Keep only the lines of the data below that contain "记作投影片", and copy them.
+--
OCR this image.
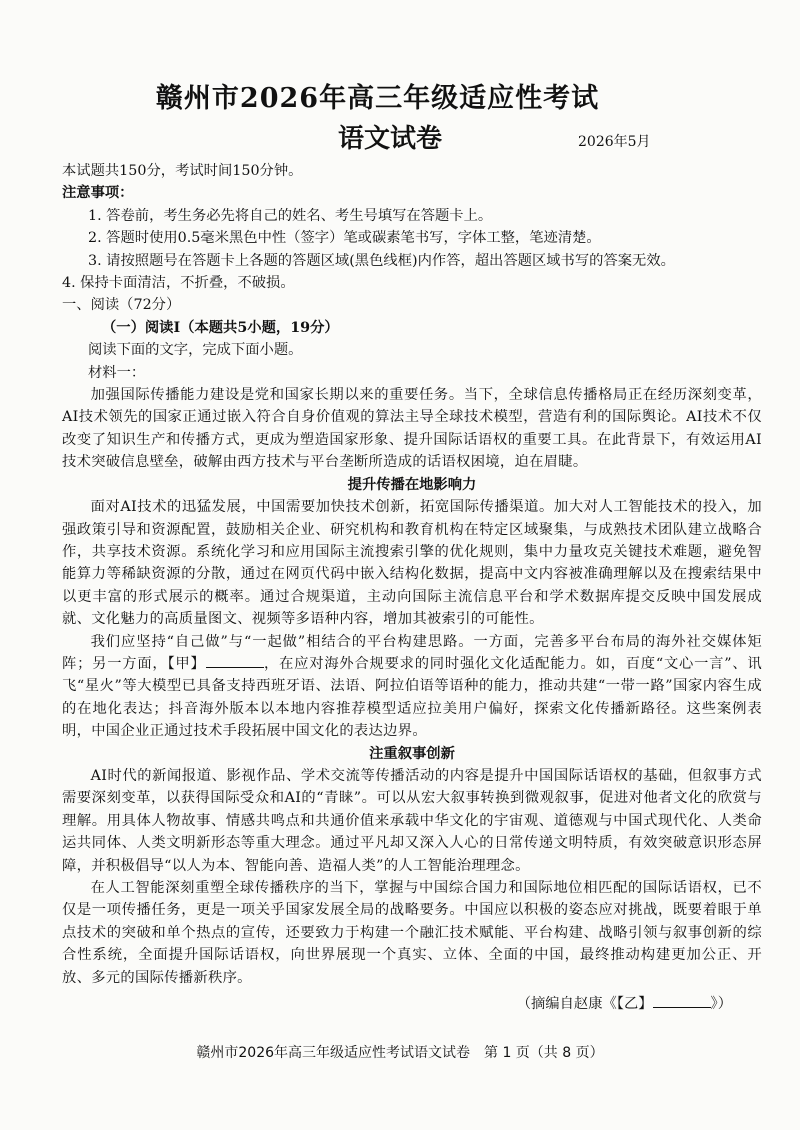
赣州市2026年高三年级适应性考试
语文试卷	2026年5月

本试题共150分，考试时间150分钟。

注意事项：

1. 答卷前，考生务必先将自己的姓名、考生号填写在答题卡上。

2. 答题时使用0.5毫米黑色中性（签字）笔或碳素笔书写，字体工整，笔迹清楚。

3. 请按照题号在答题卡上各题的答题区域(黑色线框)内作答，超出答题区域书写的答案无效。

4. 保持卡面清洁，不折叠，不破损。

一、阅读（72分）

（一）阅读Ⅰ（本题共5小题，19分）

阅读下面的文字，完成下面小题。

材料一：

加强国际传播能力建设是党和国家长期以来的重要任务。当下，全球信息传播格局正在经历深刻变革，AI技术领先的国家正通过嵌入符合自身价值观的算法主导全球技术模型，营造有利的国际舆论。AI技术不仅改变了知识生产和传播方式，更成为塑造国家形象、提升国际话语权的重要工具。在此背景下，有效运用AI技术突破信息壁垒，破解由西方技术与平台垄断所造成的话语权困境，迫在眉睫。

提升传播在地影响力

面对AI技术的迅猛发展，中国需要加快技术创新，拓宽国际传播渠道。加大对人工智能技术的投入，加强政策引导和资源配置，鼓励相关企业、研究机构和教育机构在特定区域聚集，与成熟技术团队建立战略合作，共享技术资源。系统化学习和应用国际主流搜索引擎的优化规则，集中力量攻克关键技术难题，避免智能算力等稀缺资源的分散，通过在网页代码中嵌入结构化数据，提高中文内容被准确理解以及在搜索结果中以更丰富的形式展示的概率。通过合规渠道，主动向国际主流信息平台和学术数据库提交反映中国发展成就、文化魅力的高质量图文、视频等多语种内容，增加其被索引的可能性。

我们应坚持“自己做”与“一起做”相结合的平台构建思路。一方面，完善多平台布局的海外社交媒体矩阵；另一方面，【甲】	，在应对海外合规要求的同时强化文化适配能力。如，百度“文心一言”、讯飞“星火”等大模型已具备支持西班牙语、法语、阿拉伯语等语种的能力，推动共建“一带一路”国家内容生成的在地化表达；抖音海外版本以本地内容推荐模型适应拉美用户偏好，探索文化传播新路径。这些案例表明，中国企业正通过技术手段拓展中国文化的表达边界。

注重叙事创新

AI时代的新闻报道、影视作品、学术交流等传播活动的内容是提升中国国际话语权的基础，但叙事方式需要深刻变革，以获得国际受众和AI的“青睐”。可以从宏大叙事转换到微观叙事，促进对他者文化的欣赏与理解。用具体人物故事、情感共鸣点和共通价值来承载中华文化的宇宙观、道德观与中国式现代化、人类命运共同体、人类文明新形态等重大理念。通过平凡却又深入人心的日常传递文明特质，有效突破意识形态屏障，并积极倡导“以人为本、智能向善、造福人类”的人工智能治理理念。

在人工智能深刻重塑全球传播秩序的当下，掌握与中国综合国力和国际地位相匹配的国际话语权，已不仅是一项传播任务，更是一项关乎国家发展全局的战略要务。中国应以积极的姿态应对挑战，既要着眼于单点技术的突破和单个热点的宣传，还要致力于构建一个融汇技术赋能、平台构建、战略引领与叙事创新的综合性系统，全面提升国际话语权，向世界展现一个真实、立体、全面的中国，最终推动构建更加公正、开放、多元的国际传播新秩序。

（摘编自赵康《【乙】	》）

赣州市2026年高三年级适应性考试语文试卷　第 1 页（共 8 页）
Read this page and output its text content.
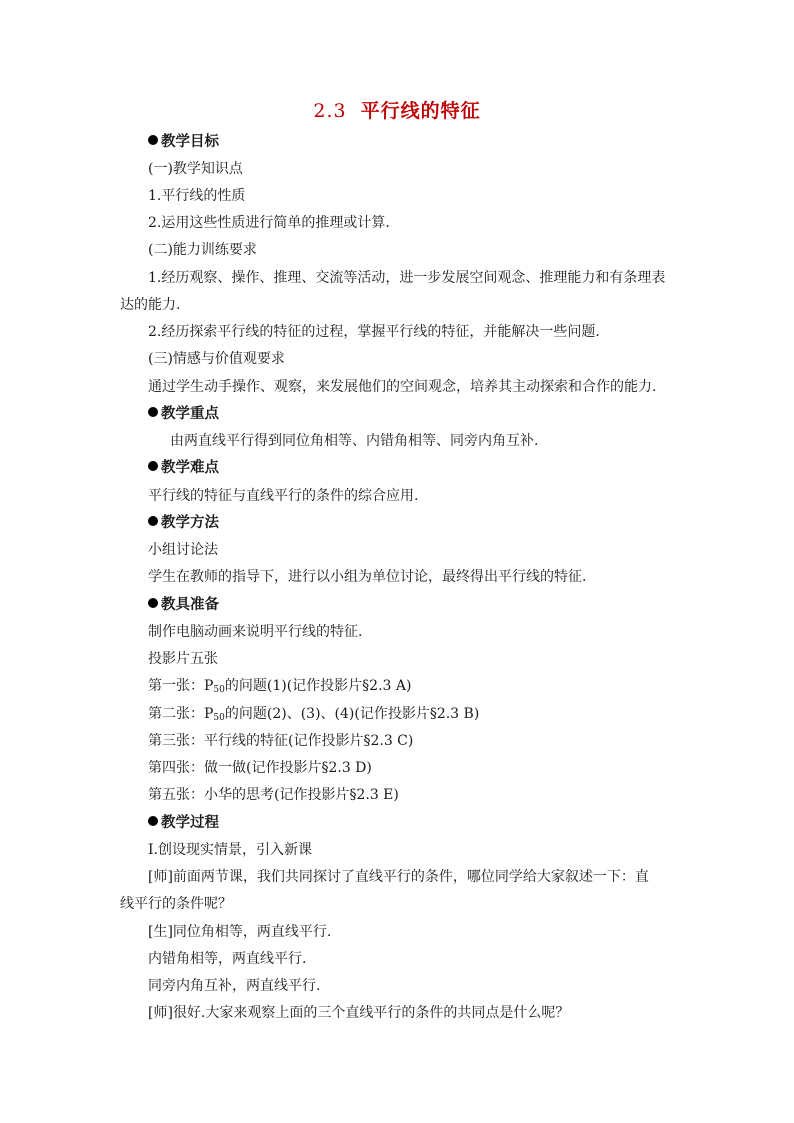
2.3 平行线的特征
教学目标
(一)教学知识点
1.平行线的性质
2.运用这些性质进行简单的推理或计算.
(二)能力训练要求
1.经历观察、操作、推理、交流等活动，进一步发展空间观念、推理能力和有条理表
达的能力.
2.经历探索平行线的特征的过程，掌握平行线的特征，并能解决一些问题.
(三)情感与价值观要求
通过学生动手操作、观察，来发展他们的空间观念，培养其主动探索和合作的能力.
教学重点
由两直线平行得到同位角相等、内错角相等、同旁内角互补.
教学难点
平行线的特征与直线平行的条件的综合应用.
教学方法
小组讨论法
学生在教师的指导下，进行以小组为单位讨论，最终得出平行线的特征.
教具准备
制作电脑动画来说明平行线的特征.
投影片五张
第一张：$P_{50}$的问题(1)(记作投影片§2.3 A)
第二张：$P_{50}$的问题(2)、(3)、(4)(记作投影片§2.3 B)
第三张：平行线的特征(记作投影片§2.3 C)
第四张：做一做(记作投影片§2.3 D)
第五张：小华的思考(记作投影片§2.3 E)
教学过程
Ⅰ.创设现实情景，引入新课
[师]前面两节课，我们共同探讨了直线平行的条件，哪位同学给大家叙述一下：直
线平行的条件呢？
[生]同位角相等，两直线平行.
内错角相等，两直线平行.
同旁内角互补，两直线平行.
[师]很好.大家来观察上面的三个直线平行的条件的共同点是什么呢？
+--
### RESULT
第一张：$P_{50}$的问题(1)(记作投影片§2.3 A)
第二张：$P_{50}$的问题(2)、(3)、(4)(记作投影片§2.3 B)
第三张：平行线的特征(记作投影片§2.3 C)
第四张：做一做(记作投影片§2.3 D)
第五张：小华的思考(记作投影片§2.3 E)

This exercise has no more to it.